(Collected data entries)
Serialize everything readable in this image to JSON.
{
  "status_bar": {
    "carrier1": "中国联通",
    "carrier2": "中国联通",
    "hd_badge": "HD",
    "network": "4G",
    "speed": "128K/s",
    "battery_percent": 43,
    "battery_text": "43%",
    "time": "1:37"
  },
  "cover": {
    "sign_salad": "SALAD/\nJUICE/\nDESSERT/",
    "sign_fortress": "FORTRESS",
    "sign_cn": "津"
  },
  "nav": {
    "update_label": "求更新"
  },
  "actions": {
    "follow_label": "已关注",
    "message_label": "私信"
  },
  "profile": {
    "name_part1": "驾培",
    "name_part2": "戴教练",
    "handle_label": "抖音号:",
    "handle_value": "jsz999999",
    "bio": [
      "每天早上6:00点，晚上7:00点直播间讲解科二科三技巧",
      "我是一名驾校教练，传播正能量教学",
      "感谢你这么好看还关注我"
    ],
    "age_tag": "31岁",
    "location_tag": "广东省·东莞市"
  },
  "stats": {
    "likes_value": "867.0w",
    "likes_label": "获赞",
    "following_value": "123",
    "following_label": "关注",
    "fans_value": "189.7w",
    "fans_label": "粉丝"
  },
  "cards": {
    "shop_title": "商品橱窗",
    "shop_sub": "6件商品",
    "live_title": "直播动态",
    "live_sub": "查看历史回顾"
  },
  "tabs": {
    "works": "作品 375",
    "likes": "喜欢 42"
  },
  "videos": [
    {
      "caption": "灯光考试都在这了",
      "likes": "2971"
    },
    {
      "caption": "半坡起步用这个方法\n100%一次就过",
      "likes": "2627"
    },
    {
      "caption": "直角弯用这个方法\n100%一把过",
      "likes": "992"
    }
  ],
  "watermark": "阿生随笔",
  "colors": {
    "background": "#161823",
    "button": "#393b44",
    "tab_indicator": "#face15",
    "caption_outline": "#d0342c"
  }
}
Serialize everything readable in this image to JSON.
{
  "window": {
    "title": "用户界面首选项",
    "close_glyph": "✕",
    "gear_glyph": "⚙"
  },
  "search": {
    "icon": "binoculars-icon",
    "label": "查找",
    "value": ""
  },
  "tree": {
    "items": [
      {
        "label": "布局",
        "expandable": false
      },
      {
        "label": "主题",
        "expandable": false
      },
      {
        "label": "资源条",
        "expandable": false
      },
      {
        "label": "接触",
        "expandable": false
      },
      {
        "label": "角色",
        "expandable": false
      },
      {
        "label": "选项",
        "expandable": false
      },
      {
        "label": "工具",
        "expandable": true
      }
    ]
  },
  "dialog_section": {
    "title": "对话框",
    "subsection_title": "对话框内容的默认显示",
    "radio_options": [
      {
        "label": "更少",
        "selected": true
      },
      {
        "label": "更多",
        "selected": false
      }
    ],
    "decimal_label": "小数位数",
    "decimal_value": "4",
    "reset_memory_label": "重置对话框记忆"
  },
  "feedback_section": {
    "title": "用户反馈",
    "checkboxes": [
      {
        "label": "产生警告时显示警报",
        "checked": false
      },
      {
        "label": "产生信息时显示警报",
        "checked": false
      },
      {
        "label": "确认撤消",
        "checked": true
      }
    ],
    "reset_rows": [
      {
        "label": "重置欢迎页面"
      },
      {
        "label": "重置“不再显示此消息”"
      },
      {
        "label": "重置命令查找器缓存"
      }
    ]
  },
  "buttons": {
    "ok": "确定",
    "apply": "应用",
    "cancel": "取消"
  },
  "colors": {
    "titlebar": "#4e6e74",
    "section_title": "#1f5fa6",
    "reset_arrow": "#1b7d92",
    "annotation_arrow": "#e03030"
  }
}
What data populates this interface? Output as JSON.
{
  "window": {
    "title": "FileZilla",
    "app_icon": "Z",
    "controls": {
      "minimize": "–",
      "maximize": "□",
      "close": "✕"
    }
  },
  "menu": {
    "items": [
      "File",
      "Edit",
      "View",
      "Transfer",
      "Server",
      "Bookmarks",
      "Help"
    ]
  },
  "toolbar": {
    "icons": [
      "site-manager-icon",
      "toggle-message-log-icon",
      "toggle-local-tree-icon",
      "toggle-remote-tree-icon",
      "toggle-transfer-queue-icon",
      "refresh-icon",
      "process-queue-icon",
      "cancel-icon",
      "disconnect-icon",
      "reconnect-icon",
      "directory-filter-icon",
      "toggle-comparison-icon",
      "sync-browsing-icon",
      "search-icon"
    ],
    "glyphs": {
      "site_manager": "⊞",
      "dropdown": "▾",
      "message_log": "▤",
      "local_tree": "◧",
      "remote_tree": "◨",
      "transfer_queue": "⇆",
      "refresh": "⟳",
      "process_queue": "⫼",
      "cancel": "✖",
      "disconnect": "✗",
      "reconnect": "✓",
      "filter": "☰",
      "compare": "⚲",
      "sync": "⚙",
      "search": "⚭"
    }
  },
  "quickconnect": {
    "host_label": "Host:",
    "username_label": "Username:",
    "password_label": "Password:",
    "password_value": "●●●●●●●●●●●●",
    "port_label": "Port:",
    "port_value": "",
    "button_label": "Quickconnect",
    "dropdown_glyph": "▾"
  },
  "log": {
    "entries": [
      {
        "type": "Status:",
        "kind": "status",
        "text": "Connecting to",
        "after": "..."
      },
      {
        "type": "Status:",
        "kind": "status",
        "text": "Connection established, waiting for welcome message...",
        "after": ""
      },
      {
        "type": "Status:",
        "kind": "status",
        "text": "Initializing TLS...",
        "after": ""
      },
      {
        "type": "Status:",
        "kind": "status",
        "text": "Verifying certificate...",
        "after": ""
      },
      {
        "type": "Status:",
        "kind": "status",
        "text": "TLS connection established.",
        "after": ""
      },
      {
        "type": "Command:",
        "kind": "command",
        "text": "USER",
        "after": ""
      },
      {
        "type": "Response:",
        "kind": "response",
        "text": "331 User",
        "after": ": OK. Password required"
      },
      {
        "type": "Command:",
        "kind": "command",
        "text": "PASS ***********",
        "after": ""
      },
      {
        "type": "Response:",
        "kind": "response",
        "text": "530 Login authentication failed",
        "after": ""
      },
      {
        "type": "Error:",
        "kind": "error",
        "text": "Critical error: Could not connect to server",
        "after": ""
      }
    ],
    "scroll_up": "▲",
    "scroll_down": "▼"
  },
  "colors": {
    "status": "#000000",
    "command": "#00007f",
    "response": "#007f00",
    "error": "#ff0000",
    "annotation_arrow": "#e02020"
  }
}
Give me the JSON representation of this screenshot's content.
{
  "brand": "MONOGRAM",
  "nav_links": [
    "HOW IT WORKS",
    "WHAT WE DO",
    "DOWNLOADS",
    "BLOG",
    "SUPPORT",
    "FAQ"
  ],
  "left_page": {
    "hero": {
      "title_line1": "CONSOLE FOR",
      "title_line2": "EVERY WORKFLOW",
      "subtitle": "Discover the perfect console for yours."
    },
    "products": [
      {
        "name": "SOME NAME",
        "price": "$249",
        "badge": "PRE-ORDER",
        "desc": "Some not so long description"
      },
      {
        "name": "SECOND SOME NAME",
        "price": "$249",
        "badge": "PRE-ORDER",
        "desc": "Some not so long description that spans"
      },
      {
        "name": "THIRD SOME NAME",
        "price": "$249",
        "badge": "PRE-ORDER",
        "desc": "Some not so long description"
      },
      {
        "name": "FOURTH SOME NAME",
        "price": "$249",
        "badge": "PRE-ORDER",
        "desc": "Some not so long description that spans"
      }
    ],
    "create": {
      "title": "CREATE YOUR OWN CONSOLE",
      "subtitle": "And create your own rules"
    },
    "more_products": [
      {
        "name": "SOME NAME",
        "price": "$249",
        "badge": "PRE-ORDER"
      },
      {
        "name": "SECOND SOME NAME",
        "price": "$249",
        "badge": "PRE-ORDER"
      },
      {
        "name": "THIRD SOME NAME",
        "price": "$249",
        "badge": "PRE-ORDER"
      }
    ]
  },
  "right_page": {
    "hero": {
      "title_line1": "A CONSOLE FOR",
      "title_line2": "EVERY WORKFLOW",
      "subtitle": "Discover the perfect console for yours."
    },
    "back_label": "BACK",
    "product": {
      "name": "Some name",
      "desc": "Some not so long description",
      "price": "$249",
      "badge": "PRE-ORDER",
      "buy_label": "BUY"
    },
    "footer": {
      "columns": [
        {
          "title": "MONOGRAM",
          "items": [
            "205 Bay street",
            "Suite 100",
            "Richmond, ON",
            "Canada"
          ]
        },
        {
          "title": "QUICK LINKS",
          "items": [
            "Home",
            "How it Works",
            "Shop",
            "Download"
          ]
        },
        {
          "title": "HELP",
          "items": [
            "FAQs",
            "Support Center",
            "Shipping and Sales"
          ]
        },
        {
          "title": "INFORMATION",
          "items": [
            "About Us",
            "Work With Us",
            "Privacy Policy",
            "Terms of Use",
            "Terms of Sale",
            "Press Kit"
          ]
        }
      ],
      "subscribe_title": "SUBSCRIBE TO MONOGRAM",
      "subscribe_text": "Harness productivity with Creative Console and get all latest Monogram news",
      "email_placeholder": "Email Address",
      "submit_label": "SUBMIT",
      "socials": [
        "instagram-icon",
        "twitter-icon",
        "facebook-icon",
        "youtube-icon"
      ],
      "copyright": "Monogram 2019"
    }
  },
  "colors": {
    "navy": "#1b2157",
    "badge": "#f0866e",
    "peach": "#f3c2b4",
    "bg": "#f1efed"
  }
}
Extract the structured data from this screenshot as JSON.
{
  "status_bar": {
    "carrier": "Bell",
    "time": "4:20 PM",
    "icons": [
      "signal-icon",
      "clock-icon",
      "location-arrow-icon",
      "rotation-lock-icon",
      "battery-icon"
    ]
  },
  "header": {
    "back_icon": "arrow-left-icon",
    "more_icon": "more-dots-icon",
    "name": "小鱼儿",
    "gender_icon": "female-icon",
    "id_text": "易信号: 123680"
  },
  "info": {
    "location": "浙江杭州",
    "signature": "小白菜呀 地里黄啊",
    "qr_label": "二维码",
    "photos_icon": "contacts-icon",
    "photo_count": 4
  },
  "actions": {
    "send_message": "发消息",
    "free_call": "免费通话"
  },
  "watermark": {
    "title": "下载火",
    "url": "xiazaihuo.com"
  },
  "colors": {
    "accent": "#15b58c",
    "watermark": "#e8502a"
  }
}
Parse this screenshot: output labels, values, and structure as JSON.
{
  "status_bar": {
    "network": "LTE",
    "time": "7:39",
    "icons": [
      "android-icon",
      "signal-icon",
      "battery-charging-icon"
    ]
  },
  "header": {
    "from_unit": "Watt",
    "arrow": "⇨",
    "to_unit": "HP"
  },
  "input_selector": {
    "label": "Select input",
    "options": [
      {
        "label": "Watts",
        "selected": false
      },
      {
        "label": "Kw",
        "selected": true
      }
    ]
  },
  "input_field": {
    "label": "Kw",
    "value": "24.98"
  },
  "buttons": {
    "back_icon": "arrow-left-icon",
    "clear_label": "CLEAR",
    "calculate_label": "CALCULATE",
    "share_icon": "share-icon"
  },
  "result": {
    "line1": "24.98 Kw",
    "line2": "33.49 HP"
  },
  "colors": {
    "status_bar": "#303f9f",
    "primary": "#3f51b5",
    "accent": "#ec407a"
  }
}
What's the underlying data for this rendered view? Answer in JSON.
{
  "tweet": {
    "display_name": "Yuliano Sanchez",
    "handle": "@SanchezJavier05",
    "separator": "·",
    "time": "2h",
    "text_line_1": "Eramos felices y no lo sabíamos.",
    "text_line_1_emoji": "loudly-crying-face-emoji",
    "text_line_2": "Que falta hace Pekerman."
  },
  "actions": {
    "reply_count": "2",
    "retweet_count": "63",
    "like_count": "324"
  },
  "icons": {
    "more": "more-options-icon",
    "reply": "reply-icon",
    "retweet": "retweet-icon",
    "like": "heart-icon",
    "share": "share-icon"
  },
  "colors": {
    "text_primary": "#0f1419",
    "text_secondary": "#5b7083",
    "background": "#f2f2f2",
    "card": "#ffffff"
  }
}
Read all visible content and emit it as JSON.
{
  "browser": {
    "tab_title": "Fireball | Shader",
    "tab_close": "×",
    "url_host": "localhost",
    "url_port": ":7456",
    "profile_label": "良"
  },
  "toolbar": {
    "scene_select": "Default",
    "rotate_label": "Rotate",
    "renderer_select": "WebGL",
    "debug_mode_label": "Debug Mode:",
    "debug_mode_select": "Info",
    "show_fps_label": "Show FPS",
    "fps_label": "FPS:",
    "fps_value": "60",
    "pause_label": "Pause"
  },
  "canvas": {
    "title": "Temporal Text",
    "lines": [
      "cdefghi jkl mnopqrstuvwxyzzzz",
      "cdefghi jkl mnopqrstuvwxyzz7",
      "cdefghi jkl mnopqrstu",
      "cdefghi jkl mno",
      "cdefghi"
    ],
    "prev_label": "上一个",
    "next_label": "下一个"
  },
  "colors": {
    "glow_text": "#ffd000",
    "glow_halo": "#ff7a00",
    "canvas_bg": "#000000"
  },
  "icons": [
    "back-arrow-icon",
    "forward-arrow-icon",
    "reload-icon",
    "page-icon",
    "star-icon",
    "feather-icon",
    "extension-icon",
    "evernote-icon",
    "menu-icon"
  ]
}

**YOUR INSTRUCTIONS:** Look through the data above. Copy every line with the string "toggle" in it.

**ANSWER IN FULL:**
      "toggle-message-log-icon",
      "toggle-local-tree-icon",
      "toggle-remote-tree-icon",
      "toggle-transfer-queue-icon",
      "toggle-comparison-icon",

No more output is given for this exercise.